- **Items from a data source**

----

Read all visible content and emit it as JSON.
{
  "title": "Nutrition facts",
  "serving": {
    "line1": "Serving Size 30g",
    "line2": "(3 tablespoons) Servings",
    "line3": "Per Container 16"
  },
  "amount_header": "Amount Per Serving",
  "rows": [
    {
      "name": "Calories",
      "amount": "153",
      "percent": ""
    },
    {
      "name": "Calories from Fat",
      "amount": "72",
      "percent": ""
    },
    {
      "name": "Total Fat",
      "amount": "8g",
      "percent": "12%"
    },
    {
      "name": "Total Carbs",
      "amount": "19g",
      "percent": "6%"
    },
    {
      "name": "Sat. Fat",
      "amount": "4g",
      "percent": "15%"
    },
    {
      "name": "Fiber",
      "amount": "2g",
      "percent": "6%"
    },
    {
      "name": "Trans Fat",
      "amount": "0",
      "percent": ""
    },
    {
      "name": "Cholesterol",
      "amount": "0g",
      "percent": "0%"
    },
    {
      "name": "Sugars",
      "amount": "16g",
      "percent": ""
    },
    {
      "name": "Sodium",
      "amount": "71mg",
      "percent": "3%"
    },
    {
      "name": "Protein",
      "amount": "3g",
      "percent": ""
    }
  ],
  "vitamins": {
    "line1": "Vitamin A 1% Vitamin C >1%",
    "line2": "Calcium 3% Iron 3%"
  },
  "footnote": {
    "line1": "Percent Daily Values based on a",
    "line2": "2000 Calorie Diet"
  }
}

----

- **Work task**
Every line of the data above should be output exactly as written.

- **Task output**
Read all visible content and emit it as JSON.
{
  "title": "Nutrition facts",
  "serving": {
    "line1": "Serving Size 30g",
    "line2": "(3 tablespoons) Servings",
    "line3": "Per Container 16"
  },
  "amount_header": "Amount Per Serving",
  "rows": [
    {
      "name": "Calories",
      "amount": "153",
      "percent": ""
    },
    {
      "name": "Calories from Fat",
      "amount": "72",
      "percent": ""
    },
    {
      "name": "Total Fat",
      "amount": "8g",
      "percent": "12%"
    },
    {
      "name": "Total Carbs",
      "amount": "19g",
      "percent": "6%"
    },
    {
      "name": "Sat. Fat",
      "amount": "4g",
      "percent": "15%"
    },
    {
      "name": "Fiber",
      "amount": "2g",
      "percent": "6%"
    },
    {
      "name": "Trans Fat",
      "amount": "0",
      "percent": ""
    },
    {
      "name": "Cholesterol",
      "amount": "0g",
      "percent": "0%"
    },
    {
      "name": "Sugars",
      "amount": "16g",
      "percent": ""
    },
    {
      "name": "Sodium",
      "amount": "71mg",
      "percent": "3%"
    },
    {
      "name": "Protein",
      "amount": "3g",
      "percent": ""
    }
  ],
  "vitamins": {
    "line1": "Vitamin A 1% Vitamin C >1%",
    "line2": "Calcium 3% Iron 3%"
  },
  "footnote": {
    "line1": "Percent Daily Values based on a",
    "line2": "2000 Calorie Diet"
  }
}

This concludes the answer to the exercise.